Dataset records
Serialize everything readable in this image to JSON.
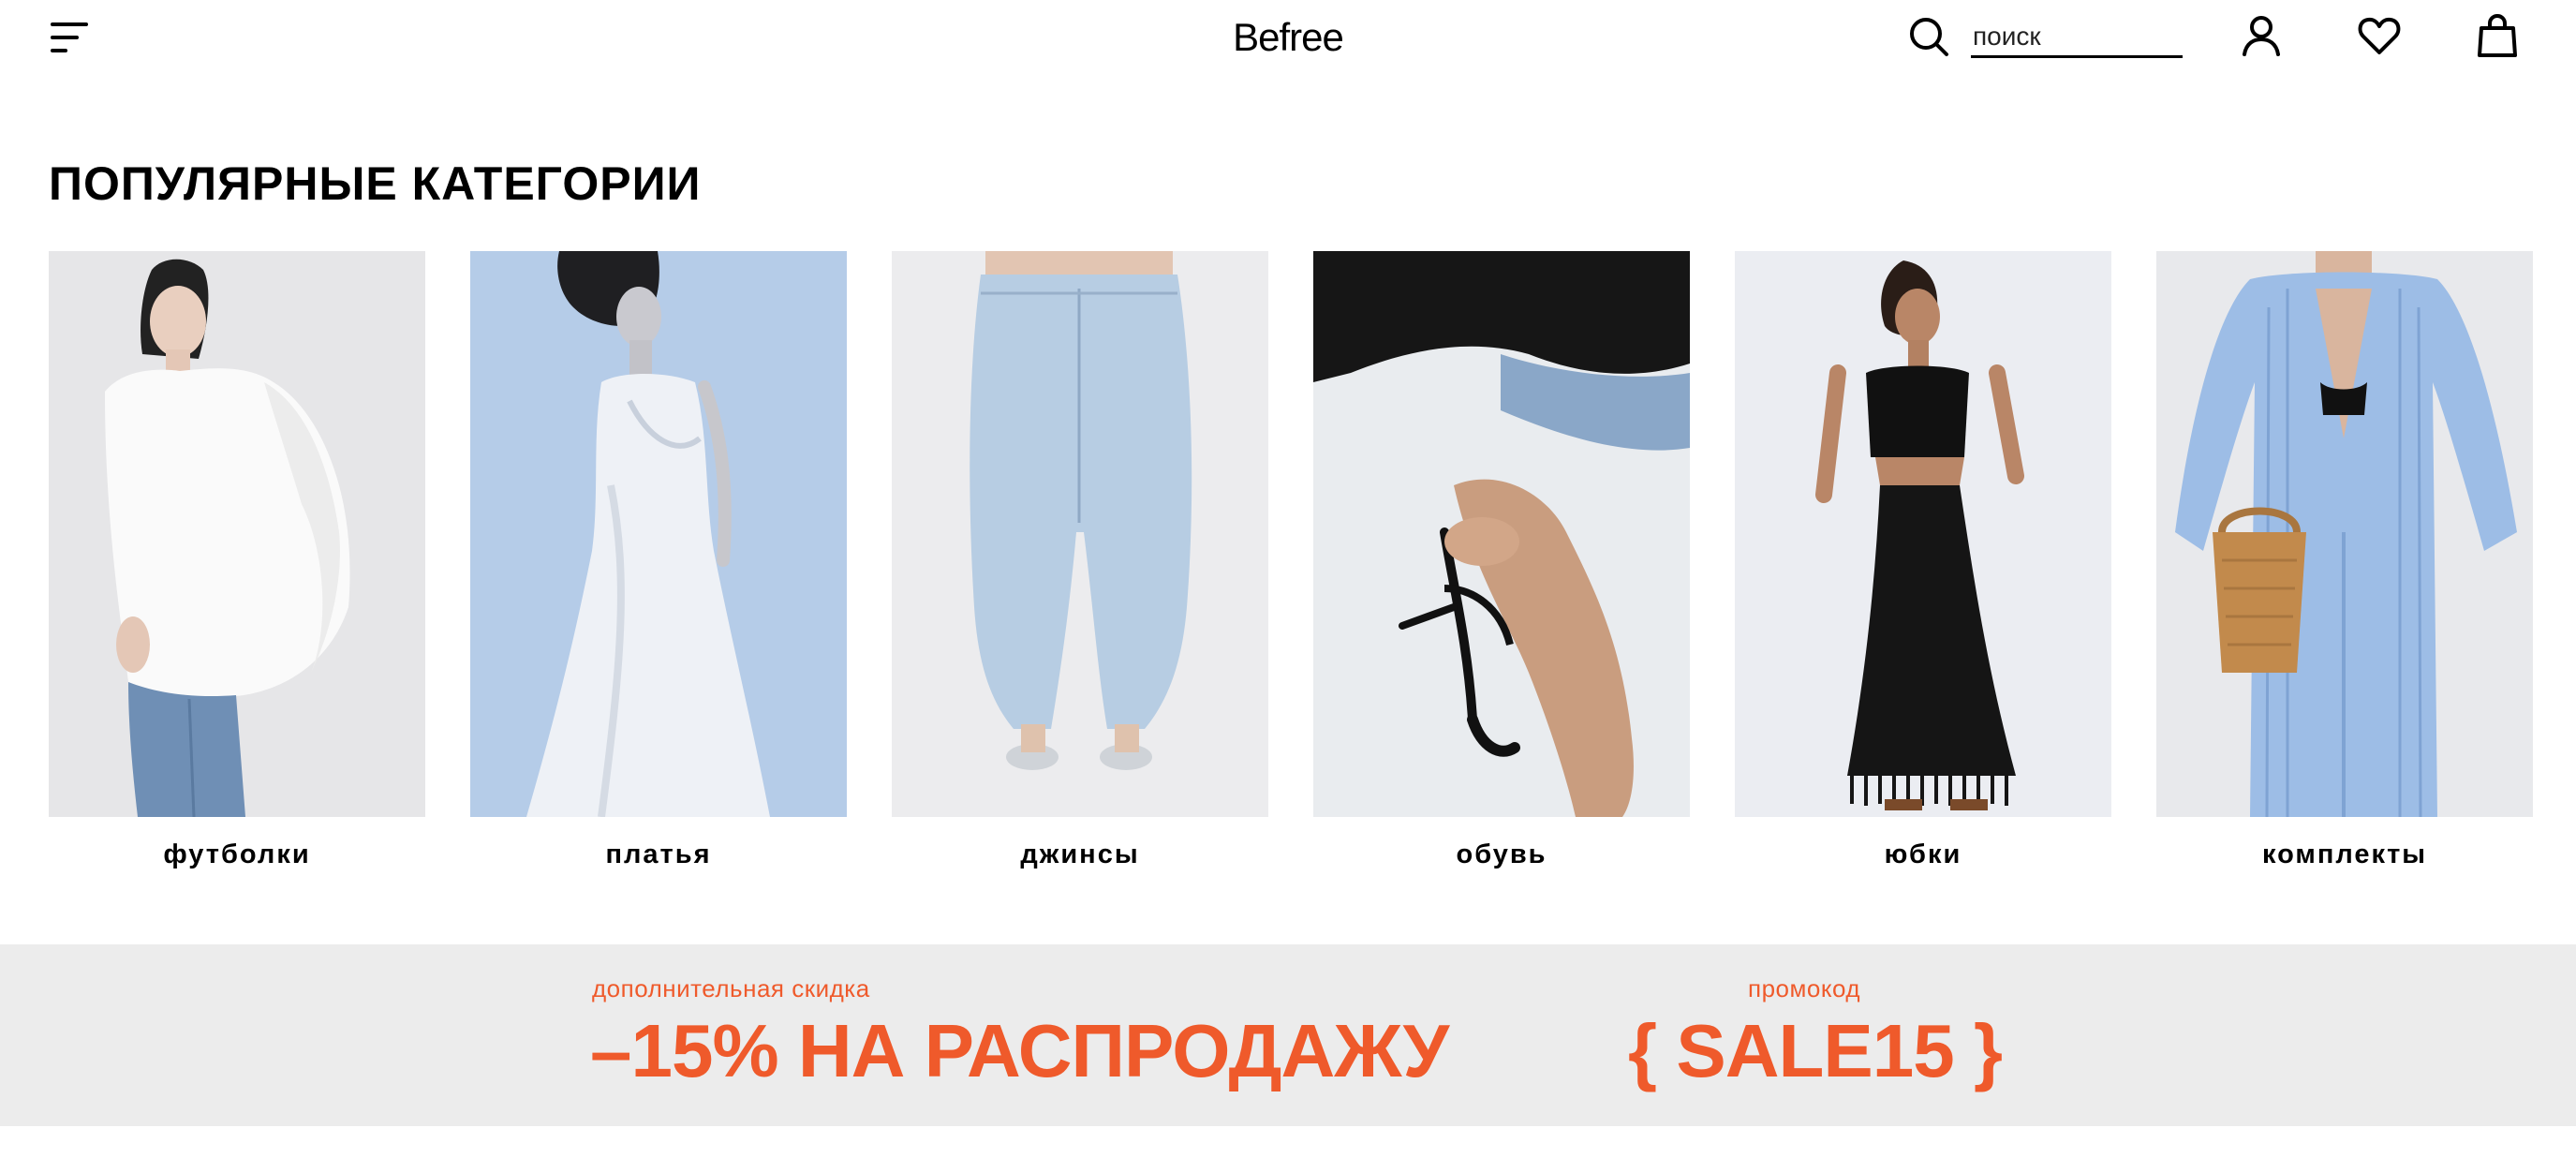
{
  "header": {
    "logo": "Befree",
    "search_placeholder": "поиск",
    "icons": [
      "menu-icon",
      "search-icon",
      "account-icon",
      "heart-icon",
      "bag-icon"
    ]
  },
  "popular": {
    "title": "ПОПУЛЯРНЫЕ КАТЕГОРИИ",
    "categories": [
      {
        "label": "футболки"
      },
      {
        "label": "платья"
      },
      {
        "label": "джинсы"
      },
      {
        "label": "обувь"
      },
      {
        "label": "юбки"
      },
      {
        "label": "комплекты"
      }
    ]
  },
  "promo": {
    "subtitle": "дополнительная скидка",
    "headline": "–15% НА РАСПРОДАЖУ",
    "code_label": "промокод",
    "code": "{ SALE15 }"
  },
  "colors": {
    "accent": "#ef5a2b",
    "banner_bg": "#ececec",
    "text": "#000000"
  }
}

Stated problem
Except for the pictures, copy the material above exactly.

Answer to the problem
Serialize everything readable in this image to JSON.
{
  "header": {
    "logo": "Befree",
    "search_placeholder": "поиск",
    "icons": [
      "menu-icon",
      "search-icon",
      "account-icon",
      "heart-icon",
      "bag-icon"
    ]
  },
  "popular": {
    "title": "ПОПУЛЯРНЫЕ КАТЕГОРИИ",
    "categories": [
      {
        "label": "футболки"
      },
      {
        "label": "платья"
      },
      {
        "label": "джинсы"
      },
      {
        "label": "обувь"
      },
      {
        "label": "юбки"
      },
      {
        "label": "комплекты"
      }
    ]
  },
  "promo": {
    "subtitle": "дополнительная скидка",
    "headline": "–15% НА РАСПРОДАЖУ",
    "code_label": "промокод",
    "code": "{ SALE15 }"
  },
  "colors": {
    "accent": "#ef5a2b",
    "banner_bg": "#ececec",
    "text": "#000000"
  }
}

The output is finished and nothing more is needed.